**Set problem**
Convert the material below, from its start through the line containing "- data-point: [234, 237, 245, 248]", into a Markdown table with the columns "Row" and "Entry". Give each line a row number and leave out blank lines.

— Begin Source records —

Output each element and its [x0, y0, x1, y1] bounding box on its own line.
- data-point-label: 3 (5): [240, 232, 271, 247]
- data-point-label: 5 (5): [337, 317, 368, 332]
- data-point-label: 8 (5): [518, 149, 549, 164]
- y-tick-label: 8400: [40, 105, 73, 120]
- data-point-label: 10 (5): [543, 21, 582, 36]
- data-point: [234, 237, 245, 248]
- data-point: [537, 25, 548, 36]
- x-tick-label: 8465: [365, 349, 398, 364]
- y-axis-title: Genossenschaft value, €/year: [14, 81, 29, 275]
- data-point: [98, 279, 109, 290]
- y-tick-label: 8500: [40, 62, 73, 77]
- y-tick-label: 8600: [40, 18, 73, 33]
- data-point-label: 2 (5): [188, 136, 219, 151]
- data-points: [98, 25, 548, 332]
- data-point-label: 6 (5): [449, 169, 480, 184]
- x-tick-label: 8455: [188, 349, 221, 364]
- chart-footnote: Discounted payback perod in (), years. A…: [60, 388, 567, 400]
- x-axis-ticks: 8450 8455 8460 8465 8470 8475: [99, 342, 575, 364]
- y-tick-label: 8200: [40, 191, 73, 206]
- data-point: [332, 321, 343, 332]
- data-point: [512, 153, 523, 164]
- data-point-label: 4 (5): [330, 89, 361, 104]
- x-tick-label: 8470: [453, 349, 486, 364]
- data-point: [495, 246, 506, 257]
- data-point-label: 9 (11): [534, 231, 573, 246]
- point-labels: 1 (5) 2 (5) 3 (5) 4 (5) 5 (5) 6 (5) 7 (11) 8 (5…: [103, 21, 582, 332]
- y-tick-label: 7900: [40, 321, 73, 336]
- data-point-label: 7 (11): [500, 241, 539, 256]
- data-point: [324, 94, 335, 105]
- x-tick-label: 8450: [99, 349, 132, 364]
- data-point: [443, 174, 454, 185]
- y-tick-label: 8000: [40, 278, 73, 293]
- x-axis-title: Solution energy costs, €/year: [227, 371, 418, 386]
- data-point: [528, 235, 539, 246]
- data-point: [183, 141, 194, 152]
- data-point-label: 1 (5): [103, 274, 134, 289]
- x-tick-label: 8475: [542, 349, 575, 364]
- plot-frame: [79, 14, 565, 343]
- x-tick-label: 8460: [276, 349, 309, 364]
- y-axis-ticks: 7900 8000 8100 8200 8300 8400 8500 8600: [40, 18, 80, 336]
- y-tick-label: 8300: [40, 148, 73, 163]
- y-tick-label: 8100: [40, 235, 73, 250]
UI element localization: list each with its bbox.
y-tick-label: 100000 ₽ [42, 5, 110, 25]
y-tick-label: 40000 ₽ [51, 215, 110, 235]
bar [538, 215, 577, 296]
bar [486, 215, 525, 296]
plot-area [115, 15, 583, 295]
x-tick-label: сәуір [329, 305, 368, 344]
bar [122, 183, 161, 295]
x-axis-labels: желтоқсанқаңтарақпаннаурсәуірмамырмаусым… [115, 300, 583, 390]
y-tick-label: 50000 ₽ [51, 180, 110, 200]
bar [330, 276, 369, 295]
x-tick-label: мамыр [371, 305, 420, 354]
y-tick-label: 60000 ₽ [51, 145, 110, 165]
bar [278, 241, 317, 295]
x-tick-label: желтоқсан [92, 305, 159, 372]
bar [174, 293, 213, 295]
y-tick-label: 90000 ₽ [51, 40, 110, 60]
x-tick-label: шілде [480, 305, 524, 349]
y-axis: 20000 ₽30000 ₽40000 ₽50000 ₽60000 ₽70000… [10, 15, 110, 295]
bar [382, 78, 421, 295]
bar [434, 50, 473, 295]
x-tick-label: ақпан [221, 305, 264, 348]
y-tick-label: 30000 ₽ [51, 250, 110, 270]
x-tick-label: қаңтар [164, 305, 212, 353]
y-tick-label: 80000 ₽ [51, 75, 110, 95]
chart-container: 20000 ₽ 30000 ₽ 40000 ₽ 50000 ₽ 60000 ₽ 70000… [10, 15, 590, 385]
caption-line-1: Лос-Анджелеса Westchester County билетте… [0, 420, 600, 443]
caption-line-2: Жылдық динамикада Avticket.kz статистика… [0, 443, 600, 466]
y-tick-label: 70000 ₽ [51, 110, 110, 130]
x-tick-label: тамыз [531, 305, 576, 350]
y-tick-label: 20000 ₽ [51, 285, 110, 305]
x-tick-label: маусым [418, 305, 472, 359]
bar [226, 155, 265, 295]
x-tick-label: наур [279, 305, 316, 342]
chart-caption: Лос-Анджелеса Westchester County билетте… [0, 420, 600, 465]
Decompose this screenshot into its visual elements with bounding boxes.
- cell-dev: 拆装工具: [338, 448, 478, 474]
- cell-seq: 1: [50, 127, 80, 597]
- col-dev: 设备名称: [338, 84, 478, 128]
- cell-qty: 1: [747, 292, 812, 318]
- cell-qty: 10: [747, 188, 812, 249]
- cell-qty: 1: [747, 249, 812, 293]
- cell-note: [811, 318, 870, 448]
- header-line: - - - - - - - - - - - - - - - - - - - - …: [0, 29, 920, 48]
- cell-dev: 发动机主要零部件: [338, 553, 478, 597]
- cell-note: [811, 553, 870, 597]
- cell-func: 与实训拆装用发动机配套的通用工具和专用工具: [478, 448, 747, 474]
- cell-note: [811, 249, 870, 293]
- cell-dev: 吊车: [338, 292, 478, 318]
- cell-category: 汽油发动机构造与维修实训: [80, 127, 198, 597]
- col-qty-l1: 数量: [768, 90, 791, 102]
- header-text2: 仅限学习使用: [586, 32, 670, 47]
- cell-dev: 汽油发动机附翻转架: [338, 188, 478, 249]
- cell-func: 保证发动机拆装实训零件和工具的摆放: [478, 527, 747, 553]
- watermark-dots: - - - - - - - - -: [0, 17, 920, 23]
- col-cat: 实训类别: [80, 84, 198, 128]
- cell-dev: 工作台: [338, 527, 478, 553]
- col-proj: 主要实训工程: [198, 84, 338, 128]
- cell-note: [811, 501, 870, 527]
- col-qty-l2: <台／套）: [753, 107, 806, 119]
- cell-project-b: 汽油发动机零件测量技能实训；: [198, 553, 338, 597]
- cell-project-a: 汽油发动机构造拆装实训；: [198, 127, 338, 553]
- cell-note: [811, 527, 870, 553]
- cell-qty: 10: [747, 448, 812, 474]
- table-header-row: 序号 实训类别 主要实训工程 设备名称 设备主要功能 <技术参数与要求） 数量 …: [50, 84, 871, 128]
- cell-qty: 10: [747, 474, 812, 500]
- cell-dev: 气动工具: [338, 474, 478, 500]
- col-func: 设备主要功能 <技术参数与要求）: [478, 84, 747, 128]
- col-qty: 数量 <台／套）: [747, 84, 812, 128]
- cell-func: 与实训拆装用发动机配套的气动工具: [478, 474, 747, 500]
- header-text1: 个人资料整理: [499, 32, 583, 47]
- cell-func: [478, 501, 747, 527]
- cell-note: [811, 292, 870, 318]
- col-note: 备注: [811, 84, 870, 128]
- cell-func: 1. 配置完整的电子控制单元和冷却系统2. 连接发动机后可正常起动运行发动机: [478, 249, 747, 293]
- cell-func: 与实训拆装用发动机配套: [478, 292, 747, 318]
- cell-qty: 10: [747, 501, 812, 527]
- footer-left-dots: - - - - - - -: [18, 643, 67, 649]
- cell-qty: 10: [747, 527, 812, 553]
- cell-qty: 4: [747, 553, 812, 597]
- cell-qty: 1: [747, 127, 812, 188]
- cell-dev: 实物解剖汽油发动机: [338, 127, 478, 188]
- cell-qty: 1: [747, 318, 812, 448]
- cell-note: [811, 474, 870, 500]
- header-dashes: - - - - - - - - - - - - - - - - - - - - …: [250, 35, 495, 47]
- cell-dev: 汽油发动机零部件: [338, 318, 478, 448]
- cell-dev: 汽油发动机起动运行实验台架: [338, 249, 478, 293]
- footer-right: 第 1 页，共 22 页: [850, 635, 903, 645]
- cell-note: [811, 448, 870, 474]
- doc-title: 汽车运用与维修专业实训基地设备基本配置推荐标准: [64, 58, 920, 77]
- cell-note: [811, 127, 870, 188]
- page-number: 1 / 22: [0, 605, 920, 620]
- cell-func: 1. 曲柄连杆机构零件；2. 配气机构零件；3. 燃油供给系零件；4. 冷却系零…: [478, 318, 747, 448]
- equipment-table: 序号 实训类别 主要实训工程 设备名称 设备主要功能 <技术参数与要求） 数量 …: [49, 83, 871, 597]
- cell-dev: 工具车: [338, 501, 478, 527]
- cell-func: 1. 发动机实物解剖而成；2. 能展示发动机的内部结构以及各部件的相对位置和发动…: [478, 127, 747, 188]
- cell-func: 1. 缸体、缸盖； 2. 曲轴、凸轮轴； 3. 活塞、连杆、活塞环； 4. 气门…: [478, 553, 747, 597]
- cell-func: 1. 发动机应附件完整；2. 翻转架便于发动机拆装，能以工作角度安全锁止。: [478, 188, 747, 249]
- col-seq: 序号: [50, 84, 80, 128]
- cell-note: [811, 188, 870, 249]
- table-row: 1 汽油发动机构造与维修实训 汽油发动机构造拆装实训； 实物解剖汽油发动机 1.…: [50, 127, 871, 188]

— End Source records —

**Solution to this problem**
| Row | Entry |
|---|---|
| 1 | Output each element and its [x0, y0, x1, y1] bounding box on its own line. |
| 2 | - data-point-label: 3 (5): [240, 232, 271, 247] |
| 3 | - data-point-label: 5 (5): [337, 317, 368, 332] |
| 4 | - data-point-label: 8 (5): [518, 149, 549, 164] |
| 5 | - y-tick-label: 8400: [40, 105, 73, 120] |
| 6 | - data-point-label: 10 (5): [543, 21, 582, 36] |
| 7 | - data-point: [234, 237, 245, 248] |